▶ [WHAT NEEDS TO BE DONE] Skip the pictures and repeat each line of the data exactly.

▶ [TASK MATERIAL]
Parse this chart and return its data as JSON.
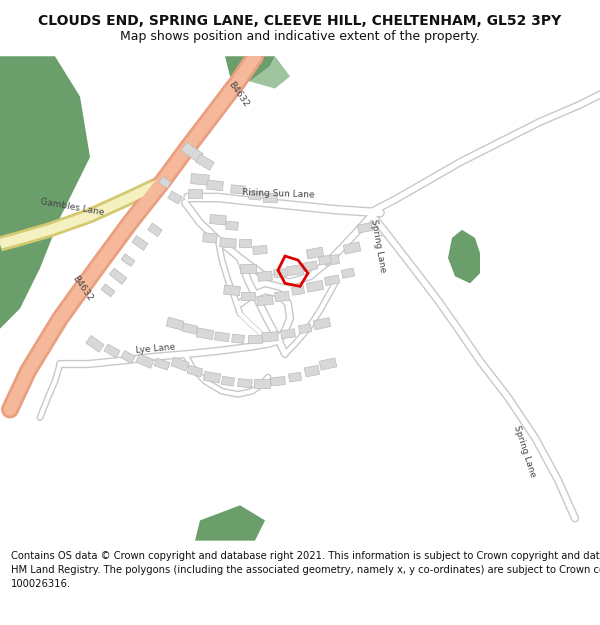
{
  "title": "CLOUDS END, SPRING LANE, CLEEVE HILL, CHELTENHAM, GL52 3PY",
  "subtitle": "Map shows position and indicative extent of the property.",
  "footer_lines": [
    "Contains OS data © Crown copyright and database right 2021. This information is subject to Crown copyright and database rights 2023 and is reproduced with the permission of",
    "HM Land Registry. The polygons (including the associated geometry, namely x, y co-ordinates) are subject to Crown copyright and database rights 2023 Ordnance Survey",
    "100026316."
  ],
  "bg_color": "#ffffff",
  "road_major_fill": "#f5b89a",
  "road_major_outline": "#e8a080",
  "road_minor_fill": "#ffffff",
  "road_minor_outline": "#c8c8c8",
  "yellow_fill": "#f5f0c0",
  "yellow_outline": "#d4c870",
  "green_dark": "#6a9e6a",
  "green_light": "#9ec49e",
  "building_fill": "#d8d8d8",
  "building_edge": "#bbbbbb",
  "highlight": "#dd0000",
  "label_color": "#444444",
  "title_fs": 10,
  "subtitle_fs": 9,
  "footer_fs": 7.2
}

▶ [RESPONSE TO THE EXERCISE]
Parse this chart and return its data as JSON.
{
  "title": "CLOUDS END, SPRING LANE, CLEEVE HILL, CHELTENHAM, GL52 3PY",
  "subtitle": "Map shows position and indicative extent of the property.",
  "footer_lines": [
    "Contains OS data © Crown copyright and database right 2021. This information is subject to Crown copyright and database rights 2023 and is reproduced with the permission of",
    "HM Land Registry. The polygons (including the associated geometry, namely x, y co-ordinates) are subject to Crown copyright and database rights 2023 Ordnance Survey",
    "100026316."
  ],
  "bg_color": "#ffffff",
  "road_major_fill": "#f5b89a",
  "road_major_outline": "#e8a080",
  "road_minor_fill": "#ffffff",
  "road_minor_outline": "#c8c8c8",
  "yellow_fill": "#f5f0c0",
  "yellow_outline": "#d4c870",
  "green_dark": "#6a9e6a",
  "green_light": "#9ec49e",
  "building_fill": "#d8d8d8",
  "building_edge": "#bbbbbb",
  "highlight": "#dd0000",
  "label_color": "#444444",
  "title_fs": 10,
  "subtitle_fs": 9,
  "footer_fs": 7.2
}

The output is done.